#### [Instructions for the task]
Extract every entry word for word.

#### [Material]
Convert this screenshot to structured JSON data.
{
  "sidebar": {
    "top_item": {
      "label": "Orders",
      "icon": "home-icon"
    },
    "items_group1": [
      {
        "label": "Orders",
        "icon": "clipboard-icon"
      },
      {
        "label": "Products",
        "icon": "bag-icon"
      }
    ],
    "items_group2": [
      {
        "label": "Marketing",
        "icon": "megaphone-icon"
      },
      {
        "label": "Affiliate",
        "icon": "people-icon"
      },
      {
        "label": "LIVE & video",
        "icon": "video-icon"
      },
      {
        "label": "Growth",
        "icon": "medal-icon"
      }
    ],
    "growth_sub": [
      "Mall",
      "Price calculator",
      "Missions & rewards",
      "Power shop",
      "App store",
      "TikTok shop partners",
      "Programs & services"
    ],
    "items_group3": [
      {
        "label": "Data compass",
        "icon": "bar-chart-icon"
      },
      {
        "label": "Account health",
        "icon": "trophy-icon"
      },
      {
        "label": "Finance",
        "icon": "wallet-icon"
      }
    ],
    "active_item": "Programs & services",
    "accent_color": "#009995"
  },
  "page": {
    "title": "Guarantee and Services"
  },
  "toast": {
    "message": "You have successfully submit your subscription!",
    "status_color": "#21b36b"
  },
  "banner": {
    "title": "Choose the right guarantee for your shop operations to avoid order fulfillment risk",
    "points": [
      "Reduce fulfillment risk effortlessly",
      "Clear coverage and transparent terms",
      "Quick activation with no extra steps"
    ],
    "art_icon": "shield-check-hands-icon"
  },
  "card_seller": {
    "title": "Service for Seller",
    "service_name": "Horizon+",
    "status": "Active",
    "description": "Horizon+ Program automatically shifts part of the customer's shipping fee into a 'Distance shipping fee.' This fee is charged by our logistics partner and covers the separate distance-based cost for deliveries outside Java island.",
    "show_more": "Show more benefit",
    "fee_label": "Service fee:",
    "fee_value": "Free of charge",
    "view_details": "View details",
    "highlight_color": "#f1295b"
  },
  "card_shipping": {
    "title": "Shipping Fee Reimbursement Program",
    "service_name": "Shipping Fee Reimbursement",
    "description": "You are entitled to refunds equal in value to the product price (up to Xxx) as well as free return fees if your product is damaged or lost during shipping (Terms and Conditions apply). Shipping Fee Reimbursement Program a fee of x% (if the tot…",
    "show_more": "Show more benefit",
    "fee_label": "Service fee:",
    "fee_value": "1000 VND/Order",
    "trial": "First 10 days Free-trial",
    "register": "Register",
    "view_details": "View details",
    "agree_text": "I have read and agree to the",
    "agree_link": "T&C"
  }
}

#### [Written response]
Convert this screenshot to structured JSON data.
{
  "sidebar": {
    "top_item": {
      "label": "Orders",
      "icon": "home-icon"
    },
    "items_group1": [
      {
        "label": "Orders",
        "icon": "clipboard-icon"
      },
      {
        "label": "Products",
        "icon": "bag-icon"
      }
    ],
    "items_group2": [
      {
        "label": "Marketing",
        "icon": "megaphone-icon"
      },
      {
        "label": "Affiliate",
        "icon": "people-icon"
      },
      {
        "label": "LIVE & video",
        "icon": "video-icon"
      },
      {
        "label": "Growth",
        "icon": "medal-icon"
      }
    ],
    "growth_sub": [
      "Mall",
      "Price calculator",
      "Missions & rewards",
      "Power shop",
      "App store",
      "TikTok shop partners",
      "Programs & services"
    ],
    "items_group3": [
      {
        "label": "Data compass",
        "icon": "bar-chart-icon"
      },
      {
        "label": "Account health",
        "icon": "trophy-icon"
      },
      {
        "label": "Finance",
        "icon": "wallet-icon"
      }
    ],
    "active_item": "Programs & services",
    "accent_color": "#009995"
  },
  "page": {
    "title": "Guarantee and Services"
  },
  "toast": {
    "message": "You have successfully submit your subscription!",
    "status_color": "#21b36b"
  },
  "banner": {
    "title": "Choose the right guarantee for your shop operations to avoid order fulfillment risk",
    "points": [
      "Reduce fulfillment risk effortlessly",
      "Clear coverage and transparent terms",
      "Quick activation with no extra steps"
    ],
    "art_icon": "shield-check-hands-icon"
  },
  "card_seller": {
    "title": "Service for Seller",
    "service_name": "Horizon+",
    "status": "Active",
    "description": "Horizon+ Program automatically shifts part of the customer's shipping fee into a 'Distance shipping fee.' This fee is charged by our logistics partner and covers the separate distance-based cost for deliveries outside Java island.",
    "show_more": "Show more benefit",
    "fee_label": "Service fee:",
    "fee_value": "Free of charge",
    "view_details": "View details",
    "highlight_color": "#f1295b"
  },
  "card_shipping": {
    "title": "Shipping Fee Reimbursement Program",
    "service_name": "Shipping Fee Reimbursement",
    "description": "You are entitled to refunds equal in value to the product price (up to Xxx) as well as free return fees if your product is damaged or lost during shipping (Terms and Conditions apply). Shipping Fee Reimbursement Program a fee of x% (if the tot…",
    "show_more": "Show more benefit",
    "fee_label": "Service fee:",
    "fee_value": "1000 VND/Order",
    "trial": "First 10 days Free-trial",
    "register": "Register",
    "view_details": "View details",
    "agree_text": "I have read and agree to the",
    "agree_link": "T&C"
  }
}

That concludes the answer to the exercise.